[Task directions]
Your task is to repeat the entries exactly. Leave the pictures out.

◇ ◇ ◇ ◇

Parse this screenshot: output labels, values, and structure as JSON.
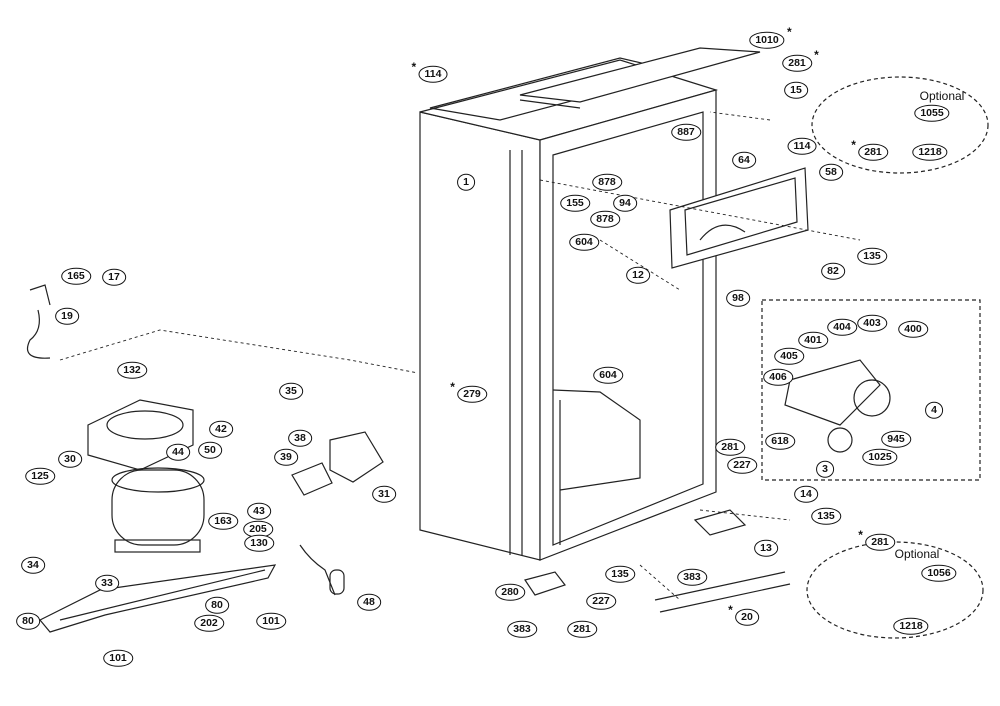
{
  "optional_text": "Optional",
  "parts": [
    {
      "id": "p1010",
      "text": "1010",
      "star": "after"
    },
    {
      "id": "p114a",
      "text": "114",
      "star": "before"
    },
    {
      "id": "p281a",
      "text": "281",
      "star": "after"
    },
    {
      "id": "p15",
      "text": "15"
    },
    {
      "id": "p1055",
      "text": "1055"
    },
    {
      "id": "p281b",
      "text": "281",
      "star": "before"
    },
    {
      "id": "p1218a",
      "text": "1218"
    },
    {
      "id": "p114b",
      "text": "114"
    },
    {
      "id": "p887",
      "text": "887"
    },
    {
      "id": "p1",
      "text": "1"
    },
    {
      "id": "p878a",
      "text": "878"
    },
    {
      "id": "p64",
      "text": "64"
    },
    {
      "id": "p58",
      "text": "58"
    },
    {
      "id": "p155",
      "text": "155"
    },
    {
      "id": "p94",
      "text": "94"
    },
    {
      "id": "p878b",
      "text": "878"
    },
    {
      "id": "p604a",
      "text": "604"
    },
    {
      "id": "p135a",
      "text": "135"
    },
    {
      "id": "p12",
      "text": "12"
    },
    {
      "id": "p82",
      "text": "82"
    },
    {
      "id": "p98",
      "text": "98"
    },
    {
      "id": "p165",
      "text": "165"
    },
    {
      "id": "p17",
      "text": "17"
    },
    {
      "id": "p19",
      "text": "19"
    },
    {
      "id": "p404",
      "text": "404"
    },
    {
      "id": "p403",
      "text": "403"
    },
    {
      "id": "p400",
      "text": "400"
    },
    {
      "id": "p401",
      "text": "401"
    },
    {
      "id": "p405",
      "text": "405"
    },
    {
      "id": "p406",
      "text": "406"
    },
    {
      "id": "p4",
      "text": "4"
    },
    {
      "id": "p132",
      "text": "132"
    },
    {
      "id": "p604b",
      "text": "604"
    },
    {
      "id": "p279",
      "text": "279",
      "star": "before"
    },
    {
      "id": "p35",
      "text": "35"
    },
    {
      "id": "p618",
      "text": "618"
    },
    {
      "id": "p945",
      "text": "945"
    },
    {
      "id": "p1025",
      "text": "1025"
    },
    {
      "id": "p3",
      "text": "3"
    },
    {
      "id": "p42",
      "text": "42"
    },
    {
      "id": "p38",
      "text": "38"
    },
    {
      "id": "p44",
      "text": "44"
    },
    {
      "id": "p50",
      "text": "50"
    },
    {
      "id": "p30",
      "text": "30"
    },
    {
      "id": "p39",
      "text": "39"
    },
    {
      "id": "p281c",
      "text": "281"
    },
    {
      "id": "p227a",
      "text": "227"
    },
    {
      "id": "p125",
      "text": "125"
    },
    {
      "id": "p31",
      "text": "31"
    },
    {
      "id": "p43",
      "text": "43"
    },
    {
      "id": "p14",
      "text": "14"
    },
    {
      "id": "p163",
      "text": "163"
    },
    {
      "id": "p205",
      "text": "205"
    },
    {
      "id": "p135b",
      "text": "135"
    },
    {
      "id": "p130",
      "text": "130"
    },
    {
      "id": "p34",
      "text": "34"
    },
    {
      "id": "p13",
      "text": "13"
    },
    {
      "id": "p281d",
      "text": "281",
      "star": "before"
    },
    {
      "id": "p33",
      "text": "33"
    },
    {
      "id": "p135c",
      "text": "135"
    },
    {
      "id": "p383a",
      "text": "383"
    },
    {
      "id": "p1056",
      "text": "1056"
    },
    {
      "id": "p48",
      "text": "48"
    },
    {
      "id": "p280",
      "text": "280"
    },
    {
      "id": "p227b",
      "text": "227"
    },
    {
      "id": "p80a",
      "text": "80"
    },
    {
      "id": "p20",
      "text": "20",
      "star": "before"
    },
    {
      "id": "p101a",
      "text": "101"
    },
    {
      "id": "p202",
      "text": "202"
    },
    {
      "id": "p80b",
      "text": "80"
    },
    {
      "id": "p383b",
      "text": "383"
    },
    {
      "id": "p281e",
      "text": "281"
    },
    {
      "id": "p1218b",
      "text": "1218"
    },
    {
      "id": "p101b",
      "text": "101"
    }
  ]
}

◇ ◇ ◇ ◇

[Exercise solution]
Parse this screenshot: output labels, values, and structure as JSON.
{
  "optional_text": "Optional",
  "parts": [
    {
      "id": "p1010",
      "text": "1010",
      "star": "after"
    },
    {
      "id": "p114a",
      "text": "114",
      "star": "before"
    },
    {
      "id": "p281a",
      "text": "281",
      "star": "after"
    },
    {
      "id": "p15",
      "text": "15"
    },
    {
      "id": "p1055",
      "text": "1055"
    },
    {
      "id": "p281b",
      "text": "281",
      "star": "before"
    },
    {
      "id": "p1218a",
      "text": "1218"
    },
    {
      "id": "p114b",
      "text": "114"
    },
    {
      "id": "p887",
      "text": "887"
    },
    {
      "id": "p1",
      "text": "1"
    },
    {
      "id": "p878a",
      "text": "878"
    },
    {
      "id": "p64",
      "text": "64"
    },
    {
      "id": "p58",
      "text": "58"
    },
    {
      "id": "p155",
      "text": "155"
    },
    {
      "id": "p94",
      "text": "94"
    },
    {
      "id": "p878b",
      "text": "878"
    },
    {
      "id": "p604a",
      "text": "604"
    },
    {
      "id": "p135a",
      "text": "135"
    },
    {
      "id": "p12",
      "text": "12"
    },
    {
      "id": "p82",
      "text": "82"
    },
    {
      "id": "p98",
      "text": "98"
    },
    {
      "id": "p165",
      "text": "165"
    },
    {
      "id": "p17",
      "text": "17"
    },
    {
      "id": "p19",
      "text": "19"
    },
    {
      "id": "p404",
      "text": "404"
    },
    {
      "id": "p403",
      "text": "403"
    },
    {
      "id": "p400",
      "text": "400"
    },
    {
      "id": "p401",
      "text": "401"
    },
    {
      "id": "p405",
      "text": "405"
    },
    {
      "id": "p406",
      "text": "406"
    },
    {
      "id": "p4",
      "text": "4"
    },
    {
      "id": "p132",
      "text": "132"
    },
    {
      "id": "p604b",
      "text": "604"
    },
    {
      "id": "p279",
      "text": "279",
      "star": "before"
    },
    {
      "id": "p35",
      "text": "35"
    },
    {
      "id": "p618",
      "text": "618"
    },
    {
      "id": "p945",
      "text": "945"
    },
    {
      "id": "p1025",
      "text": "1025"
    },
    {
      "id": "p3",
      "text": "3"
    },
    {
      "id": "p42",
      "text": "42"
    },
    {
      "id": "p38",
      "text": "38"
    },
    {
      "id": "p44",
      "text": "44"
    },
    {
      "id": "p50",
      "text": "50"
    },
    {
      "id": "p30",
      "text": "30"
    },
    {
      "id": "p39",
      "text": "39"
    },
    {
      "id": "p281c",
      "text": "281"
    },
    {
      "id": "p227a",
      "text": "227"
    },
    {
      "id": "p125",
      "text": "125"
    },
    {
      "id": "p31",
      "text": "31"
    },
    {
      "id": "p43",
      "text": "43"
    },
    {
      "id": "p14",
      "text": "14"
    },
    {
      "id": "p163",
      "text": "163"
    },
    {
      "id": "p205",
      "text": "205"
    },
    {
      "id": "p135b",
      "text": "135"
    },
    {
      "id": "p130",
      "text": "130"
    },
    {
      "id": "p34",
      "text": "34"
    },
    {
      "id": "p13",
      "text": "13"
    },
    {
      "id": "p281d",
      "text": "281",
      "star": "before"
    },
    {
      "id": "p33",
      "text": "33"
    },
    {
      "id": "p135c",
      "text": "135"
    },
    {
      "id": "p383a",
      "text": "383"
    },
    {
      "id": "p1056",
      "text": "1056"
    },
    {
      "id": "p48",
      "text": "48"
    },
    {
      "id": "p280",
      "text": "280"
    },
    {
      "id": "p227b",
      "text": "227"
    },
    {
      "id": "p80a",
      "text": "80"
    },
    {
      "id": "p20",
      "text": "20",
      "star": "before"
    },
    {
      "id": "p101a",
      "text": "101"
    },
    {
      "id": "p202",
      "text": "202"
    },
    {
      "id": "p80b",
      "text": "80"
    },
    {
      "id": "p383b",
      "text": "383"
    },
    {
      "id": "p281e",
      "text": "281"
    },
    {
      "id": "p1218b",
      "text": "1218"
    },
    {
      "id": "p101b",
      "text": "101"
    }
  ]
}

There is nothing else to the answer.